> **SHORT PROBLEM**
Reproduce the following material exactly, including every line.

══ EXTRACTED INFORMATION ══

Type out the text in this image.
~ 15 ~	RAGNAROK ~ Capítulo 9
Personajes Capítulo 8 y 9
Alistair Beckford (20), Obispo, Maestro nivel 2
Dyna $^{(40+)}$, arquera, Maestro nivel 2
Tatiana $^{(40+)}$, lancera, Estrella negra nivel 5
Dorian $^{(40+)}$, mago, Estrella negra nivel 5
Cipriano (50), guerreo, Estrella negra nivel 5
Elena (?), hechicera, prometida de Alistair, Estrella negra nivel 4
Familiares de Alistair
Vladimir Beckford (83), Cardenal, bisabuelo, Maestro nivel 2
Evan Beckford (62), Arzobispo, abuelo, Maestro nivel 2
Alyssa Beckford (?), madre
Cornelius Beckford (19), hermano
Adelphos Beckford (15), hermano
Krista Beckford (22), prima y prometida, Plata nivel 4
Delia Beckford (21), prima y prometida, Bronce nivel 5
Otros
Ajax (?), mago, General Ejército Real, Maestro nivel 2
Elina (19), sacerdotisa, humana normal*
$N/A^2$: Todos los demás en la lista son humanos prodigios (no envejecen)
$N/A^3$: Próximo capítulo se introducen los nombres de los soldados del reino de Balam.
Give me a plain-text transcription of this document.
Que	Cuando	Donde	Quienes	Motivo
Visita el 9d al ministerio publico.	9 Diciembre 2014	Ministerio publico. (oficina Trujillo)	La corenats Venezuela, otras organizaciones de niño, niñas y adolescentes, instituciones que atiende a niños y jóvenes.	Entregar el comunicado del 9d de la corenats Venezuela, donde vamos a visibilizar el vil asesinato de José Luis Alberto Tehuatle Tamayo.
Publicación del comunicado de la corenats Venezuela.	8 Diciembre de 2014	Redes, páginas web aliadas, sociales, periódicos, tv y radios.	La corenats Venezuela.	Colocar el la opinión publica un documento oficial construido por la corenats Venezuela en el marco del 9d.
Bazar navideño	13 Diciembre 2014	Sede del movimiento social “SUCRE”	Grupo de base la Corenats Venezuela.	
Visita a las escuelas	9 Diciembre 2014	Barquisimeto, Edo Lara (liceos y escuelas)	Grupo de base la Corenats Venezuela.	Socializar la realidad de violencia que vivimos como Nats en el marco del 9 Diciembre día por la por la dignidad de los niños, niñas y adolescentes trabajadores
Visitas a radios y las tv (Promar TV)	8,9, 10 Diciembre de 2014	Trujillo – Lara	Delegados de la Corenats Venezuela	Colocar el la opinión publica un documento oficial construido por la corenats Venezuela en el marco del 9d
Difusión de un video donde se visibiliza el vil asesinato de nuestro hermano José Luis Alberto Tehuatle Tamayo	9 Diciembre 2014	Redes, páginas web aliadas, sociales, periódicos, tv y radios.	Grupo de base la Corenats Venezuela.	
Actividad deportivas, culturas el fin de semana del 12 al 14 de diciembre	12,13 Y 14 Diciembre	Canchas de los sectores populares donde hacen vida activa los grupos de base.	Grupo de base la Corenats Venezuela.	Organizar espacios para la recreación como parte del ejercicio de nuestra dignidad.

═══

> **RESULT OF THIS TASK**
Type out the text in this image.
~ 15 ~	RAGNAROK ~ Capítulo 9
Personajes Capítulo 8 y 9
Alistair Beckford (20), Obispo, Maestro nivel 2
Dyna $^{(40+)}$, arquera, Maestro nivel 2
Tatiana $^{(40+)}$, lancera, Estrella negra nivel 5
Dorian $^{(40+)}$, mago, Estrella negra nivel 5
Cipriano (50), guerreo, Estrella negra nivel 5
Elena (?), hechicera, prometida de Alistair, Estrella negra nivel 4
Familiares de Alistair
Vladimir Beckford (83), Cardenal, bisabuelo, Maestro nivel 2
Evan Beckford (62), Arzobispo, abuelo, Maestro nivel 2
Alyssa Beckford (?), madre
Cornelius Beckford (19), hermano
Adelphos Beckford (15), hermano
Krista Beckford (22), prima y prometida, Plata nivel 4
Delia Beckford (21), prima y prometida, Bronce nivel 5
Otros
Ajax (?), mago, General Ejército Real, Maestro nivel 2
Elina (19), sacerdotisa, humana normal*
$N/A^2$: Todos los demás en la lista son humanos prodigios (no envejecen)
$N/A^3$: Próximo capítulo se introducen los nombres de los soldados del reino de Balam.
Give me a plain-text transcription of this document.
Que	Cuando	Donde	Quienes	Motivo
Visita el 9d al ministerio publico.	9 Diciembre 2014	Ministerio publico. (oficina Trujillo)	La corenats Venezuela, otras organizaciones de niño, niñas y adolescentes, instituciones que atiende a niños y jóvenes.	Entregar el comunicado del 9d de la corenats Venezuela, donde vamos a visibilizar el vil asesinato de José Luis Alberto Tehuatle Tamayo.
Publicación del comunicado de la corenats Venezuela.	8 Diciembre de 2014	Redes, páginas web aliadas, sociales, periódicos, tv y radios.	La corenats Venezuela.	Colocar el la opinión publica un documento oficial construido por la corenats Venezuela en el marco del 9d.
Bazar navideño	13 Diciembre 2014	Sede del movimiento social “SUCRE”	Grupo de base la Corenats Venezuela.	
Visita a las escuelas	9 Diciembre 2014	Barquisimeto, Edo Lara (liceos y escuelas)	Grupo de base la Corenats Venezuela.	Socializar la realidad de violencia que vivimos como Nats en el marco del 9 Diciembre día por la por la dignidad de los niños, niñas y adolescentes trabajadores
Visitas a radios y las tv (Promar TV)	8,9, 10 Diciembre de 2014	Trujillo – Lara	Delegados de la Corenats Venezuela	Colocar el la opinión publica un documento oficial construido por la corenats Venezuela en el marco del 9d
Difusión de un video donde se visibiliza el vil asesinato de nuestro hermano José Luis Alberto Tehuatle Tamayo	9 Diciembre 2014	Redes, páginas web aliadas, sociales, periódicos, tv y radios.	Grupo de base la Corenats Venezuela.	
Actividad deportivas, culturas el fin de semana del 12 al 14 de diciembre	12,13 Y 14 Diciembre	Canchas de los sectores populares donde hacen vida activa los grupos de base.	Grupo de base la Corenats Venezuela.	Organizar espacios para la recreación como parte del ejercicio de nuestra dignidad.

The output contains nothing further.